# START OF ENTRIES SUPPLIED
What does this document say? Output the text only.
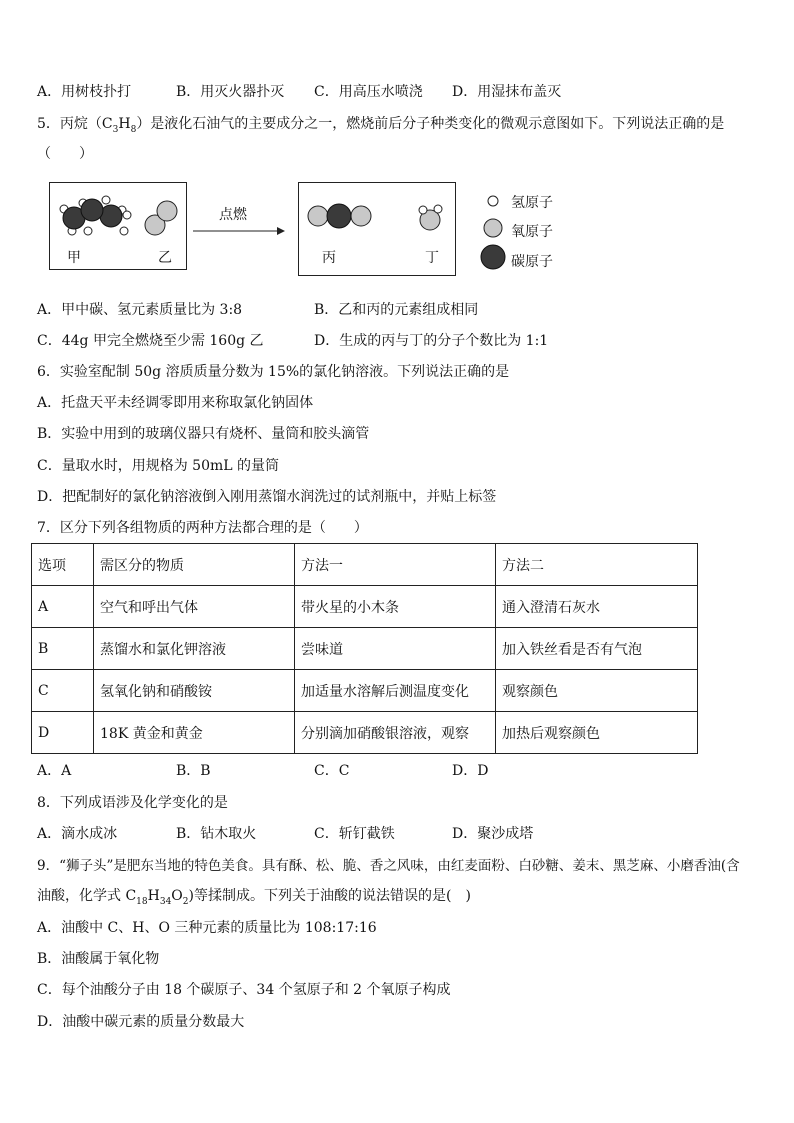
A．用树枝扑打	B．用灭火器扑灭 C．用高压水喷浇 D．用湿抹布盖灭
5．丙烷$(C_3H_8)$是液化石油气的主要成分之一，燃烧前后分子种类变化的微观示意图如下。下列说法正确的是
（　　）
甲	乙
点燃
丙	丁
氢原子
氧原子
碳原子
A．甲中碳、氢元素质量比为 3:8	B．乙和丙的元素组成相同
C．44g 甲完全燃烧至少需 160g 乙	D．生成的丙与丁的分子个数比为 1:1
6．实验室配制 50g 溶质质量分数为 15%的氯化钠溶液。下列说法正确的是
A．托盘天平未经调零即用来称取氯化钠固体
B．实验中用到的玻璃仪器只有烧杯、量筒和胶头滴管
C．量取水时，用规格为 50mL 的量筒
D．把配制好的氯化钠溶液倒入刚用蒸馏水润洗过的试剂瓶中，并贴上标签
7．区分下列各组物质的两种方法都合理的是（　　）
选项	需区分的物质	方法一	方法二
A	空气和呼出气体	带火星的小木条	通入澄清石灰水
B	蒸馏水和氯化钾溶液	尝味道	加入铁丝看是否有气泡
C	氢氧化钠和硝酸铵	加适量水溶解后测温度变化	观察颜色
D	18K 黄金和黄金	分别滴加硝酸银溶液，观察	加热后观察颜色
A．A	B．B	C．C	D．D
8．下列成语涉及化学变化的是
A．滴水成冰	B．钻木取火	C．斩钉截铁	D．聚沙成塔
9．“狮子头”是肥东当地的特色美食。具有酥、松、脆、香之风味，由红麦面粉、白砂糖、姜末、黑芝麻、小磨香油(含
油酸，化学式 $C_{18}H_{34}O_2$)等揉制成。下列关于油酸的说法错误的是(　)
A．油酸中 C、H、O 三种元素的质量比为 108:17:16
B．油酸属于氧化物
C．每个油酸分子由 18 个碳原子、34 个氢原子和 2 个氧原子构成
D．油酸中碳元素的质量分数最大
# END OF ENTRIES SUPPLIED
#### WHAT YOU WILL DO
Search the lines for the string "下列说法正确的是" and copy every line that has it.

#### REPLY TO THE EXERCISE
5．丙烷$(C_3H_8)$是液化石油气的主要成分之一，燃烧前后分子种类变化的微观示意图如下。下列说法正确的是
6．实验室配制 50g 溶质质量分数为 15%的氯化钠溶液。下列说法正确的是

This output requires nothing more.